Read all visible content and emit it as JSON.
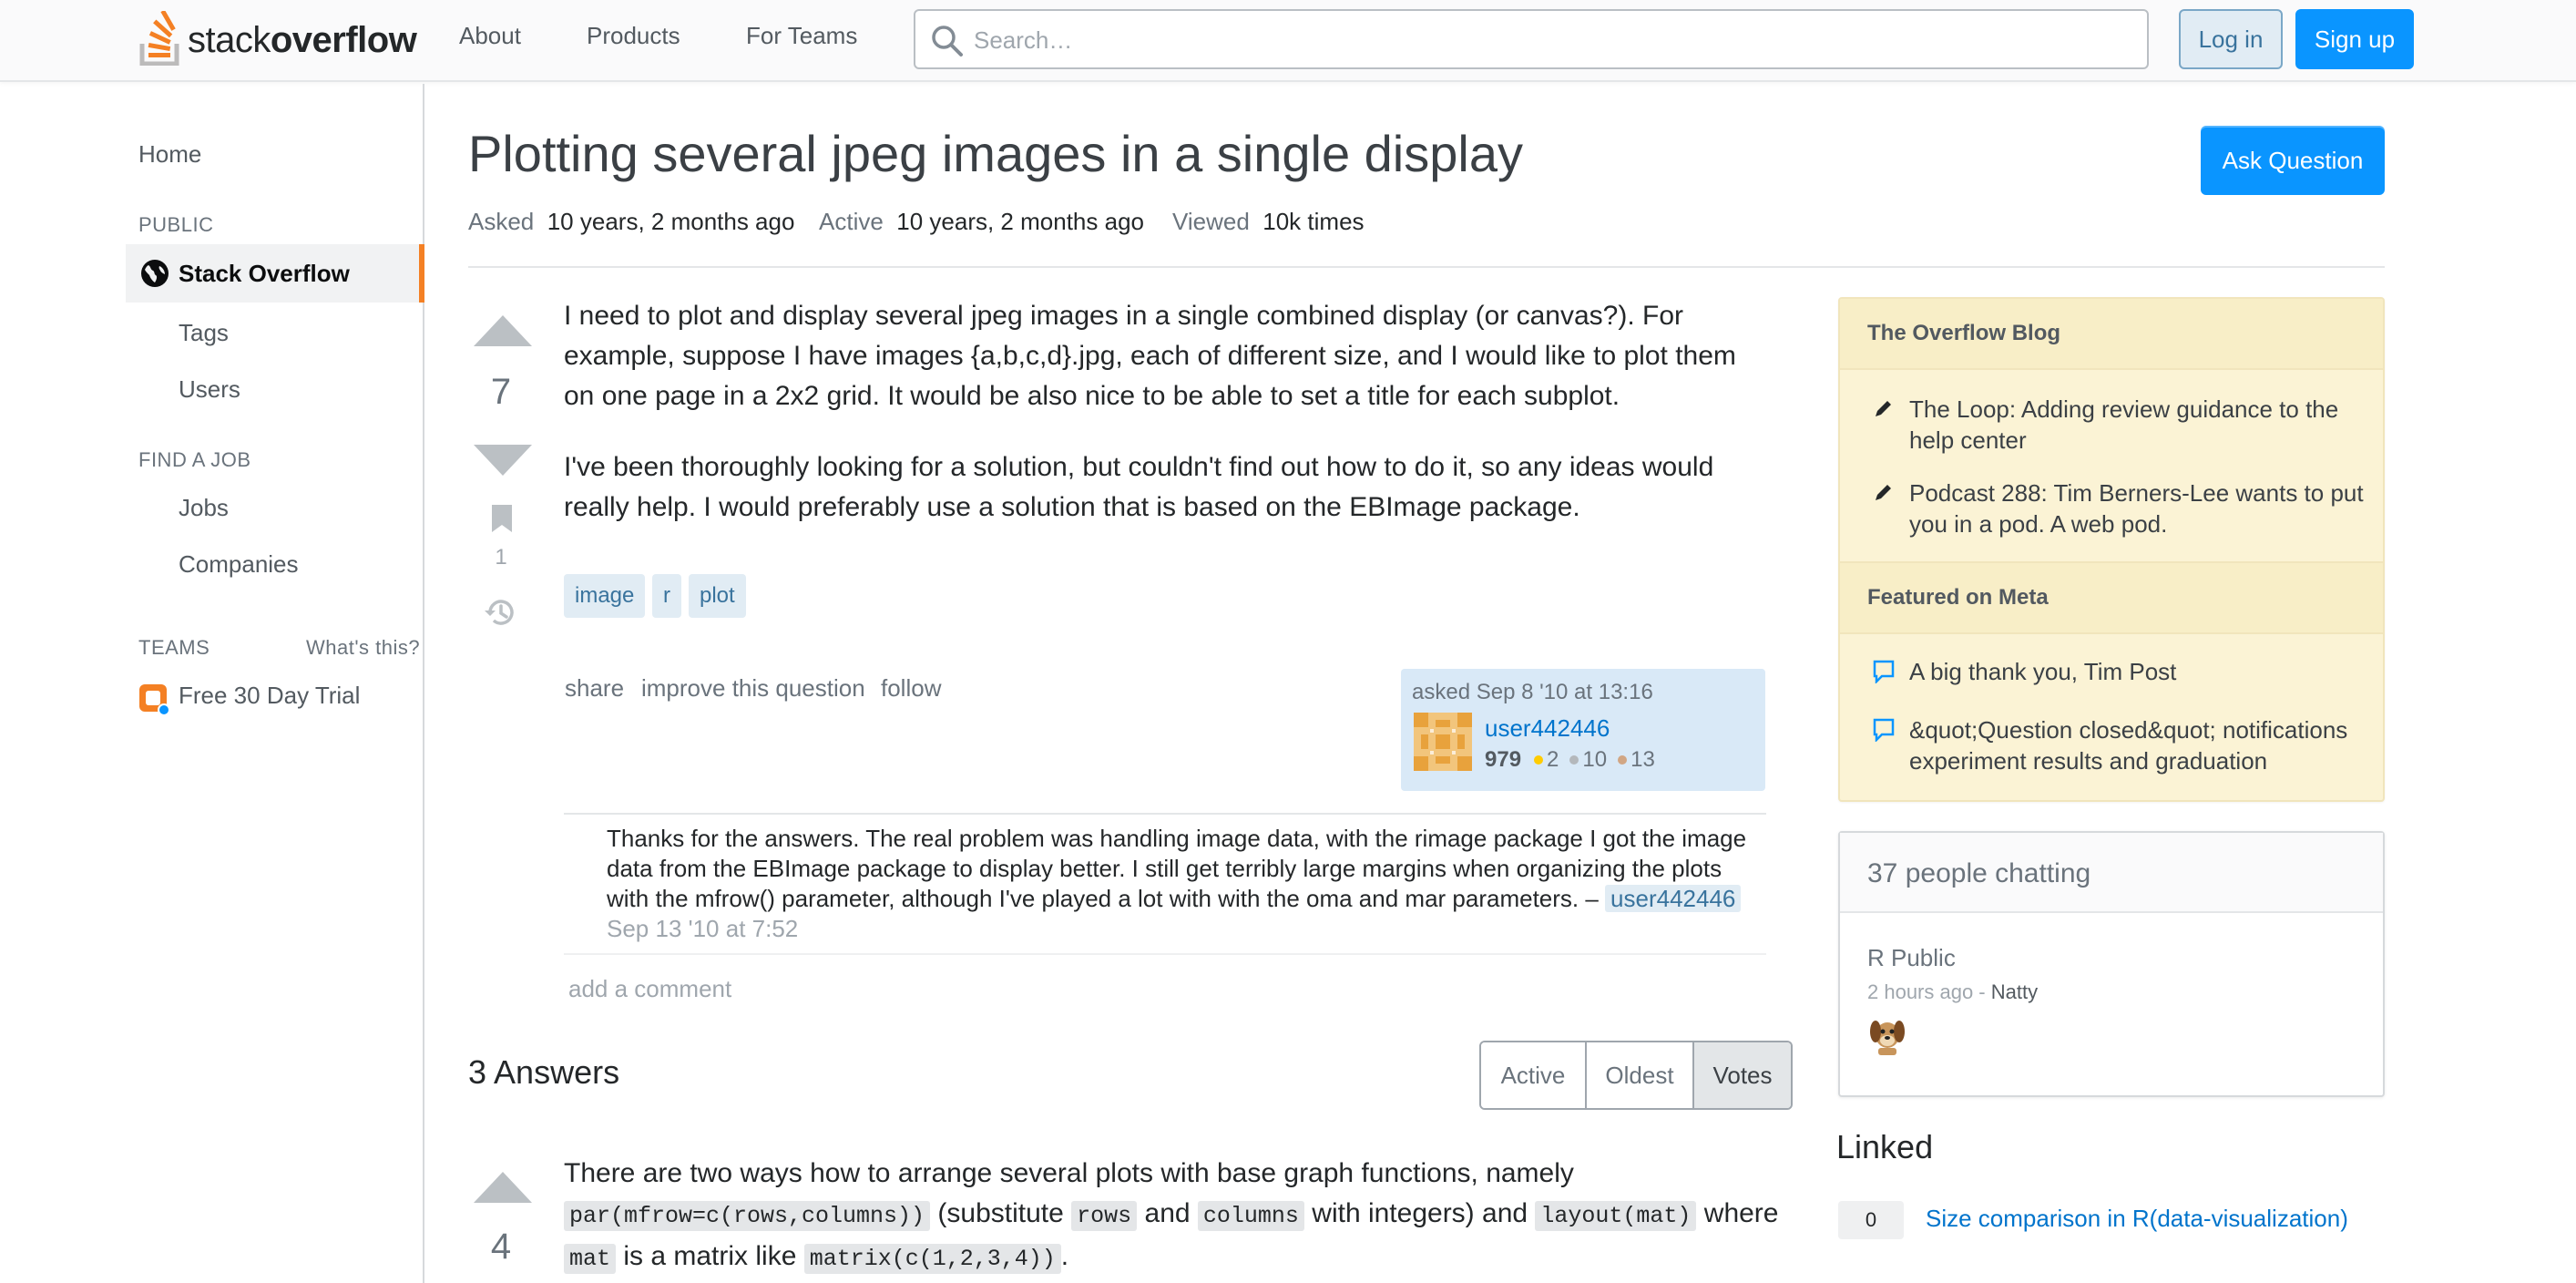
{
  "header": {
    "brand_plain": "stack",
    "brand_bold": "overflow",
    "nav": [
      "About",
      "Products",
      "For Teams"
    ],
    "search_placeholder": "Search…",
    "login": "Log in",
    "signup": "Sign up"
  },
  "sidebar": {
    "home": "Home",
    "public_label": "PUBLIC",
    "stack_overflow": "Stack Overflow",
    "tags": "Tags",
    "users": "Users",
    "find_job_label": "FIND A JOB",
    "jobs": "Jobs",
    "companies": "Companies",
    "teams_label": "TEAMS",
    "whats_this": "What's this?",
    "trial": "Free 30 Day Trial"
  },
  "question": {
    "title": "Plotting several jpeg images in a single display",
    "ask_button": "Ask Question",
    "meta": {
      "asked_label": "Asked",
      "asked_value": "10 years, 2 months ago",
      "active_label": "Active",
      "active_value": "10 years, 2 months ago",
      "viewed_label": "Viewed",
      "viewed_value": "10k times"
    },
    "votes": "7",
    "bookmarks": "1",
    "body": [
      "I need to plot and display several jpeg images in a single combined display (or canvas?). For example, suppose I have images {a,b,c,d}.jpg, each of different size, and I would like to plot them on one page in a 2x2 grid. It would be also nice to be able to set a title for each subplot.",
      "I've been thoroughly looking for a solution, but couldn't find out how to do it, so any ideas would really help. I would preferably use a solution that is based on the EBImage package."
    ],
    "tags": [
      "image",
      "r",
      "plot"
    ],
    "actions": [
      "share",
      "improve this question",
      "follow"
    ],
    "owner": {
      "asked": "asked Sep 8 '10 at 13:16",
      "name": "user442446",
      "rep": "979",
      "gold": "2",
      "silver": "10",
      "bronze": "13"
    },
    "comment": {
      "text": "Thanks for the answers. The real problem was handling image data, with the rimage package I got the image data from the EBImage package to display better. I still get terribly large margins when organizing the plots with the mfrow() parameter, although I've played a lot with with the oma and mar parameters. – ",
      "user": "user442446",
      "date": "Sep 13 '10 at 7:52"
    },
    "add_comment": "add a comment"
  },
  "answers": {
    "heading": "3 Answers",
    "sort_options": [
      "Active",
      "Oldest",
      "Votes"
    ],
    "sort_selected": "Votes",
    "first": {
      "votes": "4",
      "t1": "There are two ways how to arrange several plots with base graph functions, namely ",
      "c1": "par(mfrow=c(rows,columns))",
      "t2": " (substitute ",
      "c2": "rows",
      "t3": " and ",
      "c3": "columns",
      "t4": " with integers) and ",
      "c4": "layout(mat)",
      "t5": " where ",
      "c5": "mat",
      "t6": " is a matrix like ",
      "c6": "matrix(c(1,2,3,4))",
      "t7": "."
    }
  },
  "right": {
    "blog_heading": "The Overflow Blog",
    "blog_items": [
      "The Loop: Adding review guidance to the help center",
      "Podcast 288: Tim Berners-Lee wants to put you in a pod. A web pod."
    ],
    "meta_heading": "Featured on Meta",
    "meta_items": [
      "A big thank you, Tim Post",
      "&quot;Question closed&quot; notifications experiment results and graduation"
    ],
    "chat_heading": "37 people chatting",
    "chat_room": "R Public",
    "chat_ago": "2 hours ago - ",
    "chat_user": "Natty",
    "linked_heading": "Linked",
    "linked_count": "0",
    "linked_title": "Size comparison in R(data-visualization)"
  },
  "colors": {
    "accent": "#0a95ff",
    "brand_orange": "#f48024",
    "link": "#0074cc",
    "blog_bg": "#fbf3d5"
  }
}
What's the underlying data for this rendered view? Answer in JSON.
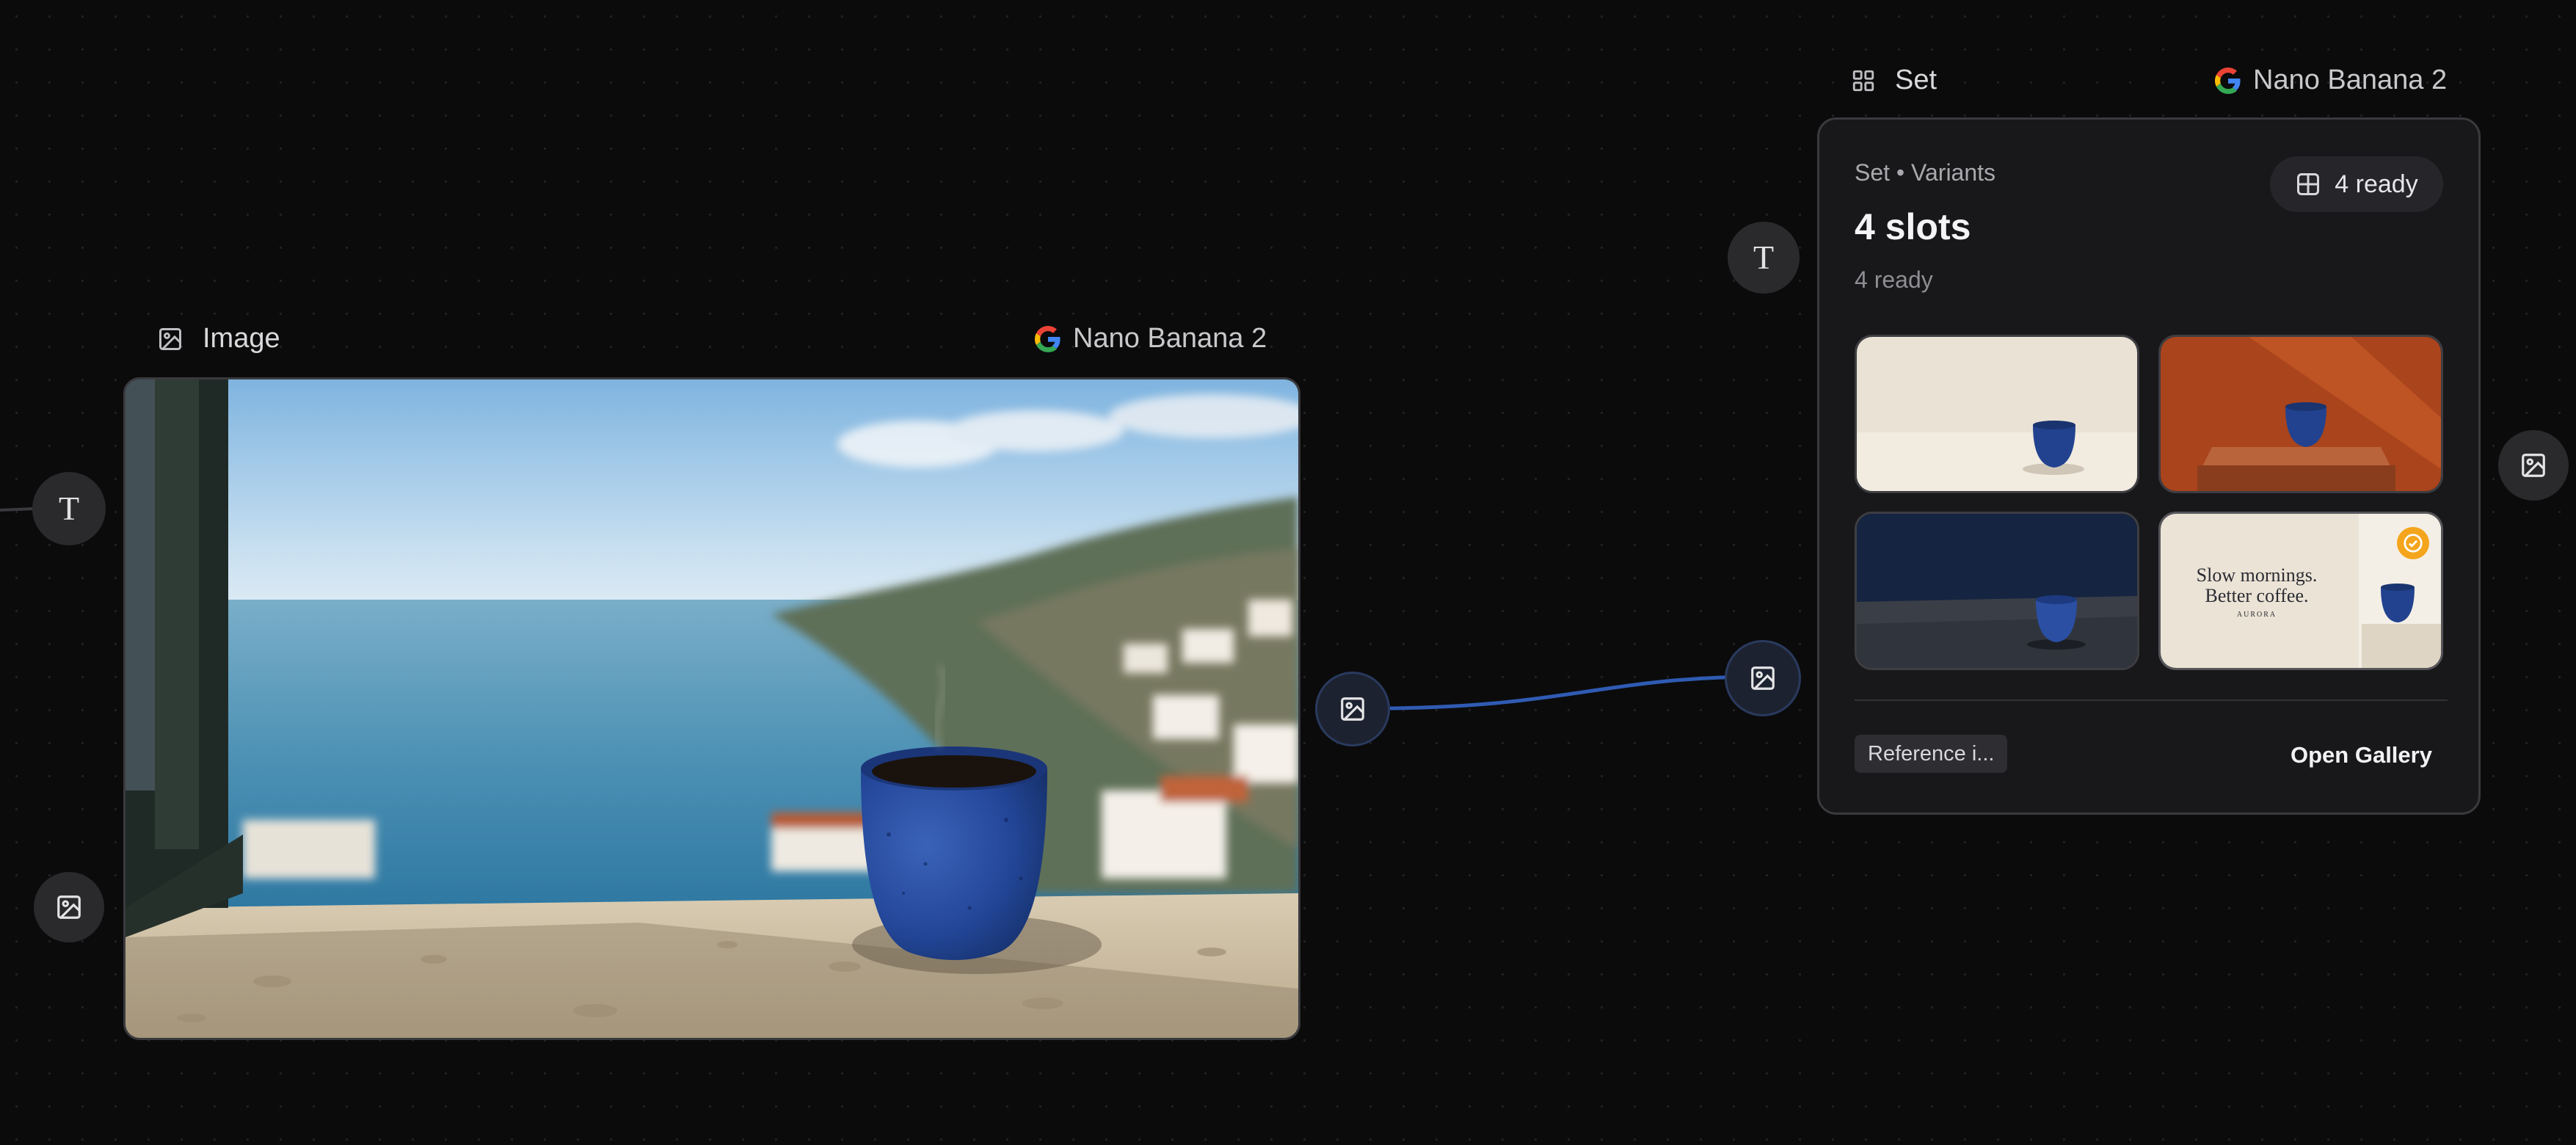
{
  "image_node": {
    "title": "Image",
    "model": "Nano Banana 2",
    "icon": "image-icon",
    "model_icon": "google-g-icon"
  },
  "set_node": {
    "title": "Set",
    "model": "Nano Banana 2",
    "icon": "grid-icon",
    "model_icon": "google-g-icon",
    "subtitle": "Set • Variants",
    "heading": "4 slots",
    "status": "4 ready",
    "badge": "4 ready",
    "footer": {
      "reference_chip": "Reference i...",
      "open_gallery": "Open Gallery"
    },
    "thumbnails": [
      {
        "name": "cream-scene",
        "selected": false
      },
      {
        "name": "terracotta-scene",
        "selected": false
      },
      {
        "name": "navy-scene",
        "selected": false
      },
      {
        "name": "ad-scene",
        "selected": true,
        "text_line1": "Slow mornings.",
        "text_line2": "Better coffee.",
        "brand": "AURORA"
      }
    ]
  },
  "ports": [
    {
      "name": "text-input-port-left",
      "icon": "text-icon"
    },
    {
      "name": "image-input-port-left",
      "icon": "image-icon"
    },
    {
      "name": "image-output-port",
      "icon": "image-icon"
    },
    {
      "name": "set-text-input-port",
      "icon": "text-icon"
    },
    {
      "name": "set-image-input-port",
      "icon": "image-icon"
    },
    {
      "name": "set-image-output-port",
      "icon": "image-icon"
    }
  ],
  "colors": {
    "canvas_bg": "#0b0b0c",
    "card_bg": "#18181a",
    "connector": "#2f5bb3",
    "selected_check": "#f4a51c"
  }
}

● Set exercise
Copy every entry word for word, but omit the pictures.

● The completed task
Read all visible content and emit it as JSON.
{
  "header": {
    "brand_plain": "stack",
    "brand_bold": "overflow",
    "nav": [
      "About",
      "Products",
      "For Teams"
    ],
    "search_placeholder": "Search…",
    "login": "Log in",
    "signup": "Sign up"
  },
  "sidebar": {
    "home": "Home",
    "public_label": "PUBLIC",
    "stack_overflow": "Stack Overflow",
    "tags": "Tags",
    "users": "Users",
    "find_job_label": "FIND A JOB",
    "jobs": "Jobs",
    "companies": "Companies",
    "teams_label": "TEAMS",
    "whats_this": "What's this?",
    "trial": "Free 30 Day Trial"
  },
  "question": {
    "title": "Plotting several jpeg images in a single display",
    "ask_button": "Ask Question",
    "meta": {
      "asked_label": "Asked",
      "asked_value": "10 years, 2 months ago",
      "active_label": "Active",
      "active_value": "10 years, 2 months ago",
      "viewed_label": "Viewed",
      "viewed_value": "10k times"
    },
    "votes": "7",
    "bookmarks": "1",
    "body": [
      "I need to plot and display several jpeg images in a single combined display (or canvas?). For example, suppose I have images {a,b,c,d}.jpg, each of different size, and I would like to plot them on one page in a 2x2 grid. It would be also nice to be able to set a title for each subplot.",
      "I've been thoroughly looking for a solution, but couldn't find out how to do it, so any ideas would really help. I would preferably use a solution that is based on the EBImage package."
    ],
    "tags": [
      "image",
      "r",
      "plot"
    ],
    "actions": [
      "share",
      "improve this question",
      "follow"
    ],
    "owner": {
      "asked": "asked Sep 8 '10 at 13:16",
      "name": "user442446",
      "rep": "979",
      "gold": "2",
      "silver": "10",
      "bronze": "13"
    },
    "comment": {
      "text": "Thanks for the answers. The real problem was handling image data, with the rimage package I got the image data from the EBImage package to display better. I still get terribly large margins when organizing the plots with the mfrow() parameter, although I've played a lot with with the oma and mar parameters. – ",
      "user": "user442446",
      "date": "Sep 13 '10 at 7:52"
    },
    "add_comment": "add a comment"
  },
  "answers": {
    "heading": "3 Answers",
    "sort_options": [
      "Active",
      "Oldest",
      "Votes"
    ],
    "sort_selected": "Votes",
    "first": {
      "votes": "4",
      "t1": "There are two ways how to arrange several plots with base graph functions, namely ",
      "c1": "par(mfrow=c(rows,columns))",
      "t2": " (substitute ",
      "c2": "rows",
      "t3": " and ",
      "c3": "columns",
      "t4": " with integers) and ",
      "c4": "layout(mat)",
      "t5": " where ",
      "c5": "mat",
      "t6": " is a matrix like ",
      "c6": "matrix(c(1,2,3,4))",
      "t7": "."
    }
  },
  "right": {
    "blog_heading": "The Overflow Blog",
    "blog_items": [
      "The Loop: Adding review guidance to the help center",
      "Podcast 288: Tim Berners-Lee wants to put you in a pod. A web pod."
    ],
    "meta_heading": "Featured on Meta",
    "meta_items": [
      "A big thank you, Tim Post",
      "&quot;Question closed&quot; notifications experiment results and graduation"
    ],
    "chat_heading": "37 people chatting",
    "chat_room": "R Public",
    "chat_ago": "2 hours ago - ",
    "chat_user": "Natty",
    "linked_heading": "Linked",
    "linked_count": "0",
    "linked_title": "Size comparison in R(data-visualization)"
  },
  "colors": {
    "accent": "#0a95ff",
    "brand_orange": "#f48024",
    "link": "#0074cc",
    "blog_bg": "#fbf3d5"
  }
}
What's the underlying data for this rendered view? Answer in JSON.
{
  "image_node": {
    "title": "Image",
    "model": "Nano Banana 2",
    "icon": "image-icon",
    "model_icon": "google-g-icon"
  },
  "set_node": {
    "title": "Set",
    "model": "Nano Banana 2",
    "icon": "grid-icon",
    "model_icon": "google-g-icon",
    "subtitle": "Set • Variants",
    "heading": "4 slots",
    "status": "4 ready",
    "badge": "4 ready",
    "footer": {
      "reference_chip": "Reference i...",
      "open_gallery": "Open Gallery"
    },
    "thumbnails": [
      {
        "name": "cream-scene",
        "selected": false
      },
      {
        "name": "terracotta-scene",
        "selected": false
      },
      {
        "name": "navy-scene",
        "selected": false
      },
      {
        "name": "ad-scene",
        "selected": true,
        "text_line1": "Slow mornings.",
        "text_line2": "Better coffee.",
        "brand": "AURORA"
      }
    ]
  },
  "ports": [
    {
      "name": "text-input-port-left",
      "icon": "text-icon"
    },
    {
      "name": "image-input-port-left",
      "icon": "image-icon"
    },
    {
      "name": "image-output-port",
      "icon": "image-icon"
    },
    {
      "name": "set-text-input-port",
      "icon": "text-icon"
    },
    {
      "name": "set-image-input-port",
      "icon": "image-icon"
    },
    {
      "name": "set-image-output-port",
      "icon": "image-icon"
    }
  ],
  "colors": {
    "canvas_bg": "#0b0b0c",
    "card_bg": "#18181a",
    "connector": "#2f5bb3",
    "selected_check": "#f4a51c"
  }
}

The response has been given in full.